> [What you need to do] Determine the number of lines where "JSON" occurs and reply with that number by itself.
........
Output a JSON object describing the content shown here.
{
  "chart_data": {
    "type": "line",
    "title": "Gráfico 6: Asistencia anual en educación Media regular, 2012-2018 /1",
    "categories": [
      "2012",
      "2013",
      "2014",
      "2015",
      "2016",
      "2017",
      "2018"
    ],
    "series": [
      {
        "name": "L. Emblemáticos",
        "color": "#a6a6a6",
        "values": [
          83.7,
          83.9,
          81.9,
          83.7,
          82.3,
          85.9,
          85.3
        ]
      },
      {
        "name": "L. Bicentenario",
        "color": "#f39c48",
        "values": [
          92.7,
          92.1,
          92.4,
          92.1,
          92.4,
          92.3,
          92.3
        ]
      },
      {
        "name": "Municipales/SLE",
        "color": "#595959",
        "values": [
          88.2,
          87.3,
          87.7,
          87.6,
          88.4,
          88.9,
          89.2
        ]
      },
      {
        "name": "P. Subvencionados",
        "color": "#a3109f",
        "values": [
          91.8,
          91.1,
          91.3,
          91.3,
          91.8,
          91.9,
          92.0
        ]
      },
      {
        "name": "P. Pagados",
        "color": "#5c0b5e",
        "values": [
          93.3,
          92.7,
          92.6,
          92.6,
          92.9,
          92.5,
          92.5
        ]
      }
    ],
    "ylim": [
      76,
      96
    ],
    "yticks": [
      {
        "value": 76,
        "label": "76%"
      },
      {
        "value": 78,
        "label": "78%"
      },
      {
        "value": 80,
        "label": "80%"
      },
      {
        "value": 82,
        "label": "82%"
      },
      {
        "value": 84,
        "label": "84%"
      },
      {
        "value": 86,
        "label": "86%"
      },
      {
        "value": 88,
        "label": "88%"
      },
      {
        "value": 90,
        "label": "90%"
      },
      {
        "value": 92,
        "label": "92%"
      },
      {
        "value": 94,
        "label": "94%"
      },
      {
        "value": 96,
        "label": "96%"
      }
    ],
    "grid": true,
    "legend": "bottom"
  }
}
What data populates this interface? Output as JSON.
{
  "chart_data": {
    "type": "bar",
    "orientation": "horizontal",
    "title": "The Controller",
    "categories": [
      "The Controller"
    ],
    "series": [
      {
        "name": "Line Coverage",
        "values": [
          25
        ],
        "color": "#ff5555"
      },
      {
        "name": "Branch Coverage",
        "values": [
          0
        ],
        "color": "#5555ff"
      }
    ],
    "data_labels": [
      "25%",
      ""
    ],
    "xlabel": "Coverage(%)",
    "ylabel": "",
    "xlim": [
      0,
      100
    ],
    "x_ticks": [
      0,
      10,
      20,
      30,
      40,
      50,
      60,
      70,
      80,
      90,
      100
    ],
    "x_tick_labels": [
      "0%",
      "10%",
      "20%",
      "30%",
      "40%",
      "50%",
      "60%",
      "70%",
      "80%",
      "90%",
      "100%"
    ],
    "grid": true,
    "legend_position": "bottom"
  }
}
........
> [Correct response] 2